PROBLEM DESCRIPTION -
Look through the records below, and copy out every line that holds the string "text".
————————
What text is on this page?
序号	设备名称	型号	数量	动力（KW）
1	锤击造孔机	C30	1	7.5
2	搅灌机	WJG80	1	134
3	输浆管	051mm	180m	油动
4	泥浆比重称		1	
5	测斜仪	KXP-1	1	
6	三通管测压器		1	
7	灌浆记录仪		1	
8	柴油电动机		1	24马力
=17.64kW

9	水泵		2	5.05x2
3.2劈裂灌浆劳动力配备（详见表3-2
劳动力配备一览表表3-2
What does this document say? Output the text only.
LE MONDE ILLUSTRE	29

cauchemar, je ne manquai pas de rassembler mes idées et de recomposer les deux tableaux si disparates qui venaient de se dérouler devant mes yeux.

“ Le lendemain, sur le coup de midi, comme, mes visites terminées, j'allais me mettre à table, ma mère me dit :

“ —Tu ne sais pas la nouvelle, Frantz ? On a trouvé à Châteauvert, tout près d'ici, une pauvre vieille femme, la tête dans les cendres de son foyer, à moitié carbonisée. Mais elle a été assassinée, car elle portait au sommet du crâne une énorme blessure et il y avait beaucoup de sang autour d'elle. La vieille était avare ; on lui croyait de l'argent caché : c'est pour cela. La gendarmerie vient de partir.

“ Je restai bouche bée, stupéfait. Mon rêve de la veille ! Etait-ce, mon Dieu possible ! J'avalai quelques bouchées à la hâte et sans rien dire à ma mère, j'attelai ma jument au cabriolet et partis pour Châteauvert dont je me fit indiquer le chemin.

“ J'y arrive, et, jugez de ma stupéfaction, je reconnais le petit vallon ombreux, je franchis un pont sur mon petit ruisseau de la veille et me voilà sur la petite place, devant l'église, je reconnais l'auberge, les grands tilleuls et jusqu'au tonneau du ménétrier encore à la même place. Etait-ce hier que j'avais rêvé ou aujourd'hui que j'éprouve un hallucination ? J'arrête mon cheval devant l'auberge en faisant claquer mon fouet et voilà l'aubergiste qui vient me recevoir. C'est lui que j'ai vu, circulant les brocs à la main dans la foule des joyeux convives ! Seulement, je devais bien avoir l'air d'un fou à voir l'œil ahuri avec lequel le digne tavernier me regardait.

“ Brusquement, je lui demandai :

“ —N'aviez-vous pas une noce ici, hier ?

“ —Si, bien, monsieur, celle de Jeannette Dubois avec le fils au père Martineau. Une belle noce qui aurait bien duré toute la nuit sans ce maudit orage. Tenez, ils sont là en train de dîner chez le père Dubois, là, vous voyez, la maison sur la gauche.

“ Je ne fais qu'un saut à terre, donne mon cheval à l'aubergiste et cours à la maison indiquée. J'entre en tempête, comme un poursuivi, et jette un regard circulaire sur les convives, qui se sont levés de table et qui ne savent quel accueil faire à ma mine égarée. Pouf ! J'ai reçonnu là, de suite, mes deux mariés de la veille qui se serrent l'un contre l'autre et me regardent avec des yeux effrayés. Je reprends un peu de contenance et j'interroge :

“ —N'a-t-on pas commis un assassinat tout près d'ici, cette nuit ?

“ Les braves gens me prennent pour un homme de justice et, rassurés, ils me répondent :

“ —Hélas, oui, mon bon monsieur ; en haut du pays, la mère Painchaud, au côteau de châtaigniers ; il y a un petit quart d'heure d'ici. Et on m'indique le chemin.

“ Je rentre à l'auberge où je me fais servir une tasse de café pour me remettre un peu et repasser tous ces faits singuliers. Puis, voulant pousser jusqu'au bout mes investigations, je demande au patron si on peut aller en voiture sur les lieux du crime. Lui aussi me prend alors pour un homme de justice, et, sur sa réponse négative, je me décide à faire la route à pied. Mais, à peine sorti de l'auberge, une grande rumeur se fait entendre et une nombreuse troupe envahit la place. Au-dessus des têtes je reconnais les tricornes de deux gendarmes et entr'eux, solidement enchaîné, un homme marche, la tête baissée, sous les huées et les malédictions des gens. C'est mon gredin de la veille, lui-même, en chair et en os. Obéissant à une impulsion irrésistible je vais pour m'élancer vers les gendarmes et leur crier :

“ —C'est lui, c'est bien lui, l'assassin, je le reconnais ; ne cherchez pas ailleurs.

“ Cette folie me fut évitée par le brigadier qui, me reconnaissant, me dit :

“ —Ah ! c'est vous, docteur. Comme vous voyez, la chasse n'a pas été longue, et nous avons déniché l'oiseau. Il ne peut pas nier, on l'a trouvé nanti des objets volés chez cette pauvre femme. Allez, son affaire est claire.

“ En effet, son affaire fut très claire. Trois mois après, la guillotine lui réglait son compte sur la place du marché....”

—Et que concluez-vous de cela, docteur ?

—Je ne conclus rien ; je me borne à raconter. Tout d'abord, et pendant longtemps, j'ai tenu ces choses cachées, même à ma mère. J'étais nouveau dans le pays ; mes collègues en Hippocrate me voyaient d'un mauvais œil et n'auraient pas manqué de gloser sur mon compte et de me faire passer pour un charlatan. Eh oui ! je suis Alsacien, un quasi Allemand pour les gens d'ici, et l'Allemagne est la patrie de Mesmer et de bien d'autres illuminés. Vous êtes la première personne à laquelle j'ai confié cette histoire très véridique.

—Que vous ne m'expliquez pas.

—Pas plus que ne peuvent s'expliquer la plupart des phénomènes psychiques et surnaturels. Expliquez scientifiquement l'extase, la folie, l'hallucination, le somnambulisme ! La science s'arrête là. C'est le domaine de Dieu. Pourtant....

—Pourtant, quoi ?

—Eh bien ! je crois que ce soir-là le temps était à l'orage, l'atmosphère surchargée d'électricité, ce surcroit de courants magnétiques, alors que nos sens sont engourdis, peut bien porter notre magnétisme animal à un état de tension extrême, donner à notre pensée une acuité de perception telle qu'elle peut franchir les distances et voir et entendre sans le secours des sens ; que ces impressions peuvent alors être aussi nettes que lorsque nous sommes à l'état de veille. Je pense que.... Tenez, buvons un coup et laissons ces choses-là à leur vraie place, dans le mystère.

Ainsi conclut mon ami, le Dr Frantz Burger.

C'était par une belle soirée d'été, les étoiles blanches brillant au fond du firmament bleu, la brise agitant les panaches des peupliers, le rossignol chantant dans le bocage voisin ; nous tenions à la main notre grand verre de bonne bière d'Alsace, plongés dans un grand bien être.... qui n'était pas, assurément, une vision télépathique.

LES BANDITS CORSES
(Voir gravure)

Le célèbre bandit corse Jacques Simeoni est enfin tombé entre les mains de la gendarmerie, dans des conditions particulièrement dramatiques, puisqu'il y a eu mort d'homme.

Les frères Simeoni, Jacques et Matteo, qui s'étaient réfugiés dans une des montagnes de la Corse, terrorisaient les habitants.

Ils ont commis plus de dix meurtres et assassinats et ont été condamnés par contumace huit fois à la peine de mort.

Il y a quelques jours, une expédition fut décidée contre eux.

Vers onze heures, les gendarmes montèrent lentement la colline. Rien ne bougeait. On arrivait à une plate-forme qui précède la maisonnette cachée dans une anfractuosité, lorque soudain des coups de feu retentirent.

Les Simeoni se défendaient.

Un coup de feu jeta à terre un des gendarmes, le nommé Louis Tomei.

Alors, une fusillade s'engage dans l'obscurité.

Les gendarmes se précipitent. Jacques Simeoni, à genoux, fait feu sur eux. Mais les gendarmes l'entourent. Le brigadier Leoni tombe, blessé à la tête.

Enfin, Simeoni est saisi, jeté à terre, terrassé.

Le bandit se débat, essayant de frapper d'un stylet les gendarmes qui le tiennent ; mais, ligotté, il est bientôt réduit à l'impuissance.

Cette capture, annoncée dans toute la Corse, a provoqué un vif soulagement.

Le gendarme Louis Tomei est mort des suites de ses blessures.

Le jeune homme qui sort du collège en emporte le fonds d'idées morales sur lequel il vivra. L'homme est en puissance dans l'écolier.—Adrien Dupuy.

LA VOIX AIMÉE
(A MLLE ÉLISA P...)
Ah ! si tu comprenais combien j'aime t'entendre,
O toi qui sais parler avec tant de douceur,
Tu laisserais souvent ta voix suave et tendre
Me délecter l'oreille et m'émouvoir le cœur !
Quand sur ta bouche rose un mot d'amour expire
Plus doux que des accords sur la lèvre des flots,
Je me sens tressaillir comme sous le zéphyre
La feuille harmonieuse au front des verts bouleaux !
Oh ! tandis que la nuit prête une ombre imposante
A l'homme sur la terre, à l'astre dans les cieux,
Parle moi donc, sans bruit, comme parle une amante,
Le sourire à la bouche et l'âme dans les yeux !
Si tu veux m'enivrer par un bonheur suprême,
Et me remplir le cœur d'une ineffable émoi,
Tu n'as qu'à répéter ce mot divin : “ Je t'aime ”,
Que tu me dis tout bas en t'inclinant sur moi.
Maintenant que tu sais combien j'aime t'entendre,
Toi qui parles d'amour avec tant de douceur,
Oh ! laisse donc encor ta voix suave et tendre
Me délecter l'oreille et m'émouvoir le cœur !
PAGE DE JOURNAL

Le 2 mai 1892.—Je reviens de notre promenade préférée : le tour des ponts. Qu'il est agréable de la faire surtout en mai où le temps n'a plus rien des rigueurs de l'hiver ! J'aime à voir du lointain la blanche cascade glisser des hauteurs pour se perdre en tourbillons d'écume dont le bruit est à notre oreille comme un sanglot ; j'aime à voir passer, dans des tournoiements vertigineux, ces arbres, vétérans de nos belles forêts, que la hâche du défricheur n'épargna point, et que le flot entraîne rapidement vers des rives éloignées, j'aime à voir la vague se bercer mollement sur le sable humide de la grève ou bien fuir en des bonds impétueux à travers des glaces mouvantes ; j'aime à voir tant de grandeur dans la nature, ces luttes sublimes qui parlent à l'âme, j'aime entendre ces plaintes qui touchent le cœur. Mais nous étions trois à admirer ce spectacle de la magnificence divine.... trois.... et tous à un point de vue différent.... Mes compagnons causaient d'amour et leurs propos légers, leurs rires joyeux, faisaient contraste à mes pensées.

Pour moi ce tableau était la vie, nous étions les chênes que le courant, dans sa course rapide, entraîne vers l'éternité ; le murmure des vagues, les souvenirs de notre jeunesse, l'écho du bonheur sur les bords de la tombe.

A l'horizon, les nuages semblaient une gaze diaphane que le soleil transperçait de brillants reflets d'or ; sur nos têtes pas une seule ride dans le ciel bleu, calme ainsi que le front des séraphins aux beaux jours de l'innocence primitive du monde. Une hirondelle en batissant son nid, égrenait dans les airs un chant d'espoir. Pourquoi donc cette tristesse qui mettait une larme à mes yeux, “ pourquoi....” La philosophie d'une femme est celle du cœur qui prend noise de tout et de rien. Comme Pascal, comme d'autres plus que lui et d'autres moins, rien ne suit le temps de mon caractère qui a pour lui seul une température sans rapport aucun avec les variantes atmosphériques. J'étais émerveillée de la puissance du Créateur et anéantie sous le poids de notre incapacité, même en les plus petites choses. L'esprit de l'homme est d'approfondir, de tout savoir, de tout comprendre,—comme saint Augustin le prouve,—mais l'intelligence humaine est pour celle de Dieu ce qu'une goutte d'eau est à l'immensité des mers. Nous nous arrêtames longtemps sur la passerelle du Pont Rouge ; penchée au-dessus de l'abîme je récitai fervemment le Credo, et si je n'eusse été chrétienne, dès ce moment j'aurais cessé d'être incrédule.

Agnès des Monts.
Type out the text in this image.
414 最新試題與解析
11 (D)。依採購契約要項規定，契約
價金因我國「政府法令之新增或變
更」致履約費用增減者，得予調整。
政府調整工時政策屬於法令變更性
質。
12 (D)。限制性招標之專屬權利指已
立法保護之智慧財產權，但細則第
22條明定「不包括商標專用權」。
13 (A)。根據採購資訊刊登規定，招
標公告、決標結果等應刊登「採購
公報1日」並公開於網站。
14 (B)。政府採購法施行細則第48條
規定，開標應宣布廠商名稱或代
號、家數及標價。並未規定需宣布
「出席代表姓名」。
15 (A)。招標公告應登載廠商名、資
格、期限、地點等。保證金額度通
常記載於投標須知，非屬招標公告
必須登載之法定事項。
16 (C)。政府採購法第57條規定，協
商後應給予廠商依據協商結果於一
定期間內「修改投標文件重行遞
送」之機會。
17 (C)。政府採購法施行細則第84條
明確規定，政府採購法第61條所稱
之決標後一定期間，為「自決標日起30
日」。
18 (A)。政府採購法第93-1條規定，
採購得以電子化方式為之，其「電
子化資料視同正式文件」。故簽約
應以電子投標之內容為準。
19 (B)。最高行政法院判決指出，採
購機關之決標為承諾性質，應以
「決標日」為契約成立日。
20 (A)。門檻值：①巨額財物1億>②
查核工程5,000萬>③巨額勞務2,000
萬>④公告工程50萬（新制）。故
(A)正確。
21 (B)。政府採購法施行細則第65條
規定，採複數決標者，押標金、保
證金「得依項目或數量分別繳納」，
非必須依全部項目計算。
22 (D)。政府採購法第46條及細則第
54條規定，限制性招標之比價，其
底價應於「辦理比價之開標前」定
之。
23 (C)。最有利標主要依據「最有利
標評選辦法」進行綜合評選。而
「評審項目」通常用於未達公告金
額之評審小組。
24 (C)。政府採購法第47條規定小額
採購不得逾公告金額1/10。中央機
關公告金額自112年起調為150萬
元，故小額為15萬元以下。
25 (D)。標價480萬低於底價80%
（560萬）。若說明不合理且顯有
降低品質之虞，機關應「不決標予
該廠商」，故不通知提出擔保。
————————
TASK OUTPUT -
What text is on this page?
What does this document say? Output the text only.
Type out the text in this image.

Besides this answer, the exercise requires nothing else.